• _Trecho fornecido_:
———

O humanismo na era da tecnologia – Boletim nº 153 – maio 2017

Não é novidade que vivemos uma época tecnológica. Se isto, por um lado, traz progresso, conforto, bem-estar, por outro nos joga na platitude do comodismo. A sociedade tornou-se utilitária e imediatista – tudo tem que dar resultado agora. E somos jogados numa voragem de consumo, cujo fruto mais visível é o vazio, a existência sem sentido. Perdemos o traço que nos tornou racionais, ou seja, deixamos de ser o home-faber- o homem que faz. Por isto, é urgente uma reação de nossa parte: recuperar o fazer.

Nós que chegamos à terceira idade, com filhos criados, deveres profissionais cumpridos, atingimos o paraíso da aposentadoria, época excelente para o fazer. Fazer o quê? Em especial, cuidar de nossa mente. No exercício contínuo do trabalho, talvez tenhamos ficado um tanto embrutecidos, cegos para a grandeza da vida.

———

• _Itens fornecidos_:

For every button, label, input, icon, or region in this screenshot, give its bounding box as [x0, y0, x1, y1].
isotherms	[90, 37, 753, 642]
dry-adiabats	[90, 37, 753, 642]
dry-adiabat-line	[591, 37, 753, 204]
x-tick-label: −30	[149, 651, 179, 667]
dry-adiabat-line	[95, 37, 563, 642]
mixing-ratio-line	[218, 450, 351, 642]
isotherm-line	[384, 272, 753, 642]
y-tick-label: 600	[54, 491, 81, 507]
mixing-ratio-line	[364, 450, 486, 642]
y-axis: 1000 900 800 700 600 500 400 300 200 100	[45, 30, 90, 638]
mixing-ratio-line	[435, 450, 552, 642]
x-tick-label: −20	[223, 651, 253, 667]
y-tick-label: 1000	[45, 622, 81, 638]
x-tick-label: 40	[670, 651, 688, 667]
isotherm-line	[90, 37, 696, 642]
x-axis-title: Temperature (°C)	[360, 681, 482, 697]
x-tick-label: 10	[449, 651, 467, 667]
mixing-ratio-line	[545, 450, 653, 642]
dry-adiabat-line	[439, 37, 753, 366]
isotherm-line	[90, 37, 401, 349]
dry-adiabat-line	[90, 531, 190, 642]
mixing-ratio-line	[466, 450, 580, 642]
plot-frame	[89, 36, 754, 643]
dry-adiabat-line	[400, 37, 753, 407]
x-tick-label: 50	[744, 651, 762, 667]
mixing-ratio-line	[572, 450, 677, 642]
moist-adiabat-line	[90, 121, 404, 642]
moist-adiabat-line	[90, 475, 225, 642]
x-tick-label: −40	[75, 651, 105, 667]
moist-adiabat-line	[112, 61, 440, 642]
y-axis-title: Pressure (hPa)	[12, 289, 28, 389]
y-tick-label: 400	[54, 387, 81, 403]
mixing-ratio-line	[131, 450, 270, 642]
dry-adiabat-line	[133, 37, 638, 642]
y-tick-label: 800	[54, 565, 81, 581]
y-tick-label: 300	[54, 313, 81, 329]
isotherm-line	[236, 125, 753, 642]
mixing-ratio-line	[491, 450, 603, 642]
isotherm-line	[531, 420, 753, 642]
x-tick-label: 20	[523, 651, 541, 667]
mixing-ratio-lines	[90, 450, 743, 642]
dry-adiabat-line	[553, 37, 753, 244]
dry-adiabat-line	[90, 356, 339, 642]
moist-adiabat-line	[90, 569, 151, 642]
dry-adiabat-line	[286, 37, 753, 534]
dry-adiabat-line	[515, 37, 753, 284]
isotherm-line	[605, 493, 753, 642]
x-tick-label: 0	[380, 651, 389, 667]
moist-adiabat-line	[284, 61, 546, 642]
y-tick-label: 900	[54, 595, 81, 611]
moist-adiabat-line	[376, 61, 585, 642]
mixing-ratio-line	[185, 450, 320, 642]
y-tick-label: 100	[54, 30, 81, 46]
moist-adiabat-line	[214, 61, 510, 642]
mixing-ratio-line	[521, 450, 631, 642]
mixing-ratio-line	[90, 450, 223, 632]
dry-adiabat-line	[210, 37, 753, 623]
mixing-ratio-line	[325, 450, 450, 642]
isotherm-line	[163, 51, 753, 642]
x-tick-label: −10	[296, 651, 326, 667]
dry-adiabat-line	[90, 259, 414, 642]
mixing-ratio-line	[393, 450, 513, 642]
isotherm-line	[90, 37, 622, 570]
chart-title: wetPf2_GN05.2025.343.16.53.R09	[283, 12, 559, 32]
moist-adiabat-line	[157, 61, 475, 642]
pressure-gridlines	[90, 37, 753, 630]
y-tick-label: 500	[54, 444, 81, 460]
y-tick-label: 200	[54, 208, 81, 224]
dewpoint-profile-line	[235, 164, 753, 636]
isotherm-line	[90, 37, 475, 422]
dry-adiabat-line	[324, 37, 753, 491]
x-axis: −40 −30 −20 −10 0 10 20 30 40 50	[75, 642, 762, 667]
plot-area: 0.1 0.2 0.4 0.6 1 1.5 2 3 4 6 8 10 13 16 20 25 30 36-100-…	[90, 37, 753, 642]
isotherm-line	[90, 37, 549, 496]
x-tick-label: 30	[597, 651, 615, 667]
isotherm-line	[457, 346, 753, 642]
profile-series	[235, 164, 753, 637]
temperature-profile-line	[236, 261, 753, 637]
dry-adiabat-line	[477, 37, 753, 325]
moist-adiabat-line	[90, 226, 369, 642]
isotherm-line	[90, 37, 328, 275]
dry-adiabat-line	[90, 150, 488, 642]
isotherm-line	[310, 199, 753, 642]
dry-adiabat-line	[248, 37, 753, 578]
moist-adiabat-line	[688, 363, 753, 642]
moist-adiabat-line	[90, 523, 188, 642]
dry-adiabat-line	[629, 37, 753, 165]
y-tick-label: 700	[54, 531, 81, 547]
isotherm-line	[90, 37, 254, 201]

———

• _Instruções das tarefas_:
a) Resuma em duas frases o texto sobre o humanismo na era da tecnologia.
b) Dê continuidade ao texto sobre o humanismo na era da tecnologia a partir da última frase apresentada.

• _Respostas por tarefa_:
a) A época tecnológica traz progresso e conforto, mas também comodismo, imediatismo e um consumo que deixa a existência vazia e sem sentido, por isso é urgente recuperar o fazer. Para quem chegou à terceira idade e se aposentou, esse é um tempo excelente para fazer, sobretudo para cuidar da mente.

b)
É hora de reverter o jogo. Mais do que nunca, agora somos donos de nós mesmos e do tempo e merecemos nos tratar bem. De que forma? Ouvindo boa música (erudita, jazz, MPB), assistindo a grandes filmes, contemplando as pinturas que os grandes mestres nos legaram e, em especial, lendo as obras-primas da humanidade.

Está comprovado que a leitura rejuvenesce o cérebro. Com a leitura, ativamos nossas sinapses e tal fato remoça a mente. Não basta ler revistas, jornais, obras técnicas. É necessário mergulhar na literatura. Por quê? A literatura explica o inexplicável, a literatura organiza o caos do mundo, este mesmo mundo que é um grande teatro. Os escritores de ponta nos mostram os bastidores destas cenas, aprofundam nossa compreensão de nós mesmos e do outro. Com um bom livro, desenvolvemos a inteligência, a sensibilidade, a intuição, grandes armas para uma vida longa, produtiva, recheada de criatividade.

A arte, em geral, e a literatura, em particular, duplicam nossa capacidade de viver de modo digno. As obras de imensa qualidade são poderosas mediadoras entre diferentes culturas, função primordial hoje em dia, quando tabus e preconceitos infelicitam tantas pessoas, são causa de tanta estupides que estamos cansados de ver.

Na época de ouro de nossa vida, precisamos nos reservar o direito ao silêncio e, no silêncio, dedicar algumas horas à leitura longa, quando entramos nos livros e lhe damos significados, completamos as lacunas deixadas de propósito pelo escritor.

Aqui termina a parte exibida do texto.